Instruction:
Search the material for the word "City" and report each line where it turns up.

Records provided:
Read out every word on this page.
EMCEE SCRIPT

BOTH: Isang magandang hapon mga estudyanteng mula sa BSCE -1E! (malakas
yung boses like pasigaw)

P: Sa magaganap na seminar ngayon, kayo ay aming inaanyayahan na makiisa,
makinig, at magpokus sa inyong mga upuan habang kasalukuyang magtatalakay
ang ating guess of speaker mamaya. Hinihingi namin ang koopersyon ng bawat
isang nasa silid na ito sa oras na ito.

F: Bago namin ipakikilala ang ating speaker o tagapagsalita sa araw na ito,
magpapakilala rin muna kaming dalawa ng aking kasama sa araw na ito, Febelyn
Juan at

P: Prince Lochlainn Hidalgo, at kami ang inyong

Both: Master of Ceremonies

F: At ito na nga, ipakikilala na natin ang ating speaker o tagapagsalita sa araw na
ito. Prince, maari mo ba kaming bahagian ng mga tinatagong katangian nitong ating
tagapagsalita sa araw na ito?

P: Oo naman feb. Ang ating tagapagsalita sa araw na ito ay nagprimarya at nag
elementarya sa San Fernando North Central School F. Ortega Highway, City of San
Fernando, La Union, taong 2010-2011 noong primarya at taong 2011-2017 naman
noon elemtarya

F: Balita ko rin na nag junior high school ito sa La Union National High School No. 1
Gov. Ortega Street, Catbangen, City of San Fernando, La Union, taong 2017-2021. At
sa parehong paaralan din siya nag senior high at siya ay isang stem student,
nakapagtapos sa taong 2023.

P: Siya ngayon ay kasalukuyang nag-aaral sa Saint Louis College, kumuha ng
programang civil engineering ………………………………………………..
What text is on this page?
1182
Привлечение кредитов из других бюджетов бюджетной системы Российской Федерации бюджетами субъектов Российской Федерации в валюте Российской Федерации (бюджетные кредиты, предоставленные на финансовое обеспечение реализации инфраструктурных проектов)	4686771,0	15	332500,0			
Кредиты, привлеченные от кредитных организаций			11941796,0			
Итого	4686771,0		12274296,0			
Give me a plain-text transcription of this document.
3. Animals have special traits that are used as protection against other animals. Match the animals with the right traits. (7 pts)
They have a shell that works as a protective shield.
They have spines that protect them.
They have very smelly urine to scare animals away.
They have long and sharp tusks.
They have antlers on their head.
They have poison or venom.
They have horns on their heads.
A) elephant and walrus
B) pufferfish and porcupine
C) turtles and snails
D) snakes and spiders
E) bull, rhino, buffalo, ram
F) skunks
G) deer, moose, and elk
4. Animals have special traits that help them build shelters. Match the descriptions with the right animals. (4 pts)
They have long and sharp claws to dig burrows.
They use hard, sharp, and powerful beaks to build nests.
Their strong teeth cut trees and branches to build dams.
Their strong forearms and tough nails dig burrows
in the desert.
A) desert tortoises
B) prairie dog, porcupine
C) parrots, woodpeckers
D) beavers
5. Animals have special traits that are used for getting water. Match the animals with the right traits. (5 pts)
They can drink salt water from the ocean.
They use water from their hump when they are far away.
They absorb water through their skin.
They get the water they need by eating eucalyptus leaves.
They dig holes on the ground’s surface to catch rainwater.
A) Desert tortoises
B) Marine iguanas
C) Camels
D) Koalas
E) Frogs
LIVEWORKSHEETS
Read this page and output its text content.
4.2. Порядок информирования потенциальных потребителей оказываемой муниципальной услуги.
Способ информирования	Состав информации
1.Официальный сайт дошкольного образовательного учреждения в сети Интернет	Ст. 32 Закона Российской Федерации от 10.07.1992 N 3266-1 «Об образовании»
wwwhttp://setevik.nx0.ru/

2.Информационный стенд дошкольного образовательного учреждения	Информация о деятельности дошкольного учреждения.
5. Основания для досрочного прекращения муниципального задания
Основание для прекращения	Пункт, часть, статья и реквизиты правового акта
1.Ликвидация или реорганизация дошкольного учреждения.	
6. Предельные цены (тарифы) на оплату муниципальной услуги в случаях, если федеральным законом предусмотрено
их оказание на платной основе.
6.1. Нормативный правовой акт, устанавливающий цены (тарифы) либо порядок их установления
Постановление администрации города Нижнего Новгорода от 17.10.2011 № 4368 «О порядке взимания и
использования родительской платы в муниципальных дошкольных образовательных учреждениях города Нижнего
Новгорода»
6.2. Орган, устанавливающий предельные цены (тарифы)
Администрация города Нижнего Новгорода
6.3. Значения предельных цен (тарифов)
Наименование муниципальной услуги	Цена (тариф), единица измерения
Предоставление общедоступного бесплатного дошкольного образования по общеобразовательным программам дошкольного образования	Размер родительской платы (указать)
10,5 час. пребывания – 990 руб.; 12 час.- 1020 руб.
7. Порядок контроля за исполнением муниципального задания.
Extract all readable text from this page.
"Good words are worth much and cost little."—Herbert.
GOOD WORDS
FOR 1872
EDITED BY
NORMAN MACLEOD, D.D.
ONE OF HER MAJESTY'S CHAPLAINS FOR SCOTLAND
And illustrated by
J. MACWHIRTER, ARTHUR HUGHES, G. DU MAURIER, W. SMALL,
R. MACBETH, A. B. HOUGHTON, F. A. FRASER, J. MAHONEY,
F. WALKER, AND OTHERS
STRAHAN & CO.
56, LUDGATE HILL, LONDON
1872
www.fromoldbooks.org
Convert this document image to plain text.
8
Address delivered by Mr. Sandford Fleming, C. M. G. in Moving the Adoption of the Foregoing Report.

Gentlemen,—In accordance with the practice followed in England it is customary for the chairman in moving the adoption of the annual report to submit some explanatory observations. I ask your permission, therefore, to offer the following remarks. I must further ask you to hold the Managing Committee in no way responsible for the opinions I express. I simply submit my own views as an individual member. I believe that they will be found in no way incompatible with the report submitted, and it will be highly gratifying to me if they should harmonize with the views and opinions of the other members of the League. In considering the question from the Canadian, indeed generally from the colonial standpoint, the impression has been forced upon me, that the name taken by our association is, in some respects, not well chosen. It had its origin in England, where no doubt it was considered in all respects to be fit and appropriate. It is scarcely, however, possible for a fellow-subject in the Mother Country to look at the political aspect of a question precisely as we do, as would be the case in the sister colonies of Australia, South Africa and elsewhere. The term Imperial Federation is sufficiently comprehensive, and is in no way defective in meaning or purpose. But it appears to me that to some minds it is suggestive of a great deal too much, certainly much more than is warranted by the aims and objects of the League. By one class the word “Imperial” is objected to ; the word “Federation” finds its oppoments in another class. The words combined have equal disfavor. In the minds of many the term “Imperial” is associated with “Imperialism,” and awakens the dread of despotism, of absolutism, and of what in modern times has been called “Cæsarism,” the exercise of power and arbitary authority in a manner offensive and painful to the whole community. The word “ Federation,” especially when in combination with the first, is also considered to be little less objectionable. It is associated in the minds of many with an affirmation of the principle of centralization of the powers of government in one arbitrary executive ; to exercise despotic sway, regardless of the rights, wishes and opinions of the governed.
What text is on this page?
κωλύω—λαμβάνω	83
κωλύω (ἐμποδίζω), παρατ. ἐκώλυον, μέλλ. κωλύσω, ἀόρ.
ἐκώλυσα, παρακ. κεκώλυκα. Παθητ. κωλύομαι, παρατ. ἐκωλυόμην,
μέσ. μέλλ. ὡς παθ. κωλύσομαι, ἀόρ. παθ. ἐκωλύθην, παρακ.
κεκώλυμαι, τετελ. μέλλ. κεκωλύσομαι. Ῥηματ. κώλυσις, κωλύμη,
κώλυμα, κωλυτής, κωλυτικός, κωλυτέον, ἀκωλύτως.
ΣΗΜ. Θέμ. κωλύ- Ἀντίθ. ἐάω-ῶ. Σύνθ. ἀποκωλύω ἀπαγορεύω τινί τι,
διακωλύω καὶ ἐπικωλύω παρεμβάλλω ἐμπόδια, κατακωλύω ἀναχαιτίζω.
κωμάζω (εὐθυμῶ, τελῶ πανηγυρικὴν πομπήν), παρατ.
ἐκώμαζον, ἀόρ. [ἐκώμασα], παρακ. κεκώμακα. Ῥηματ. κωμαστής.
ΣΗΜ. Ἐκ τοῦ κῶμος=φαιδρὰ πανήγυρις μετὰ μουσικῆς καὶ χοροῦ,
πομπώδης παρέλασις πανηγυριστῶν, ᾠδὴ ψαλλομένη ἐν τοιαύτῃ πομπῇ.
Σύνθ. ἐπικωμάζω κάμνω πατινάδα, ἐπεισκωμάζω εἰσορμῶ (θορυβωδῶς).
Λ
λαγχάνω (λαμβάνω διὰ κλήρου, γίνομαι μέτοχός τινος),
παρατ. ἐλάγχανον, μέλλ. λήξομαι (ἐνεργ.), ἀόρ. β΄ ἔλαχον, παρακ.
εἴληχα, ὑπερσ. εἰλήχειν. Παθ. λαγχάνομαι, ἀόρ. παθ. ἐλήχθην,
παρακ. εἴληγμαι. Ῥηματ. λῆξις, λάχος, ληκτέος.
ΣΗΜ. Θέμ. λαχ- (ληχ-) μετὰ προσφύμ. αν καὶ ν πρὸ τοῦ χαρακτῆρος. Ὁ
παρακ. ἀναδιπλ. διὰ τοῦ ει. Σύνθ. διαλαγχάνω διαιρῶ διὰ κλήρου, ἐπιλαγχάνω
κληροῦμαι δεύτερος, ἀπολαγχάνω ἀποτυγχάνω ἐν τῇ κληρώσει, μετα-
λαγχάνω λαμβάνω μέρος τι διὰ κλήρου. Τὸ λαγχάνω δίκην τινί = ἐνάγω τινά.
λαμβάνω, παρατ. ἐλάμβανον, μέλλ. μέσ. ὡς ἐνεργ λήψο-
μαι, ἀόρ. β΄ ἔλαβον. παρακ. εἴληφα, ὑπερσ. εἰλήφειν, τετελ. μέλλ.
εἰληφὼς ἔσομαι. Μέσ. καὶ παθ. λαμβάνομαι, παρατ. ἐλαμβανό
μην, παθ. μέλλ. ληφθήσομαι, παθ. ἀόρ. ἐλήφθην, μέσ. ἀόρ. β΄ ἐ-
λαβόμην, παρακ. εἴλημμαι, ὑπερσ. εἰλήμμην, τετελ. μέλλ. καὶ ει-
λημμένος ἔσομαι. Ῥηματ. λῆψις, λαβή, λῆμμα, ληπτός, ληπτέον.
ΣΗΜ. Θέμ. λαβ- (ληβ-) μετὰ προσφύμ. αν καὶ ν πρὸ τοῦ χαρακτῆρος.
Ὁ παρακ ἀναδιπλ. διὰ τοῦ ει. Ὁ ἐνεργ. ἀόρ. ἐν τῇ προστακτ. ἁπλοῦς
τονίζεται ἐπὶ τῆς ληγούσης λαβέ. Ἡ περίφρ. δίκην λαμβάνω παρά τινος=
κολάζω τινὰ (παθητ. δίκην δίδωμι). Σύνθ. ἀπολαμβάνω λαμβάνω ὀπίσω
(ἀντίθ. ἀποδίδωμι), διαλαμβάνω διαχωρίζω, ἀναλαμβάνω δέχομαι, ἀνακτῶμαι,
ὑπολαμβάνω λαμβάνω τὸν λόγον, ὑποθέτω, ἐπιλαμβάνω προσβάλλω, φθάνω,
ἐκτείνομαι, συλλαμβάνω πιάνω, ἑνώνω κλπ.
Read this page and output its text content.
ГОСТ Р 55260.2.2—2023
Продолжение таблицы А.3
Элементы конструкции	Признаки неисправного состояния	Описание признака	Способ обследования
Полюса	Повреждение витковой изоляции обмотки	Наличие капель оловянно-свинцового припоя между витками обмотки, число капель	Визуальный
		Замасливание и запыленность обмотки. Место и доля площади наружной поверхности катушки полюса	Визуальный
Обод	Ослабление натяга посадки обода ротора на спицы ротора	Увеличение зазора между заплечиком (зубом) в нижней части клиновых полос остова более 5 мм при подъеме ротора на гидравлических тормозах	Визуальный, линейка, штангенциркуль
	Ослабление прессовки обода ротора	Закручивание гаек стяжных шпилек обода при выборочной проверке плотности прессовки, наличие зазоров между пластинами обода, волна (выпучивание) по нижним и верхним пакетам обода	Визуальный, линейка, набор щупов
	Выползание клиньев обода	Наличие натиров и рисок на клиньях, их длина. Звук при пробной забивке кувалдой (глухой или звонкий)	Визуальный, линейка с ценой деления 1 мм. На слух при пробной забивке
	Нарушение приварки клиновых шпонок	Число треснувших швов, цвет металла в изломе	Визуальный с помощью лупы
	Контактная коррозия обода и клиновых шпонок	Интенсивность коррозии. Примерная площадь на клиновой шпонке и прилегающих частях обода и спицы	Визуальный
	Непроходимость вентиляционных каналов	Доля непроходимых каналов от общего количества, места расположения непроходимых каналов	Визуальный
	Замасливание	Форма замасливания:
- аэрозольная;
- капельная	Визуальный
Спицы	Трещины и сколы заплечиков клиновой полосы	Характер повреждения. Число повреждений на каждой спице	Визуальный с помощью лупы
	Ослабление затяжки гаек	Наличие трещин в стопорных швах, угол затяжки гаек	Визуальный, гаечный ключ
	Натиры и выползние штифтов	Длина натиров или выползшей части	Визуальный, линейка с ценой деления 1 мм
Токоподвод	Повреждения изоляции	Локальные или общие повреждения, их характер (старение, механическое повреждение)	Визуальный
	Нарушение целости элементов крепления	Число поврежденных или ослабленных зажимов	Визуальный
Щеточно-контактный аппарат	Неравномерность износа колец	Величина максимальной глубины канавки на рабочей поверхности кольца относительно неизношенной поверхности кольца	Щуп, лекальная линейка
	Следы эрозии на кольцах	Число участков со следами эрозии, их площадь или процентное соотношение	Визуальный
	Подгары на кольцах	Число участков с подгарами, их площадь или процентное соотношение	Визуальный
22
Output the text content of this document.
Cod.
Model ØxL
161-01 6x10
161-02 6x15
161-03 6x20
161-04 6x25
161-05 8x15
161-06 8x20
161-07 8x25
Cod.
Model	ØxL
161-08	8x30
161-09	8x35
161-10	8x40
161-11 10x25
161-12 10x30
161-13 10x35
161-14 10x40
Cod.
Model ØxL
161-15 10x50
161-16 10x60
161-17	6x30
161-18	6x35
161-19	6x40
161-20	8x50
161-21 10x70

Task result:
elementarya sa San Fernando North Central School F. Ortega Highway, City of San
Gov. Ortega Street, Catbangen, City of San Fernando, La Union, taong 2017-2021. At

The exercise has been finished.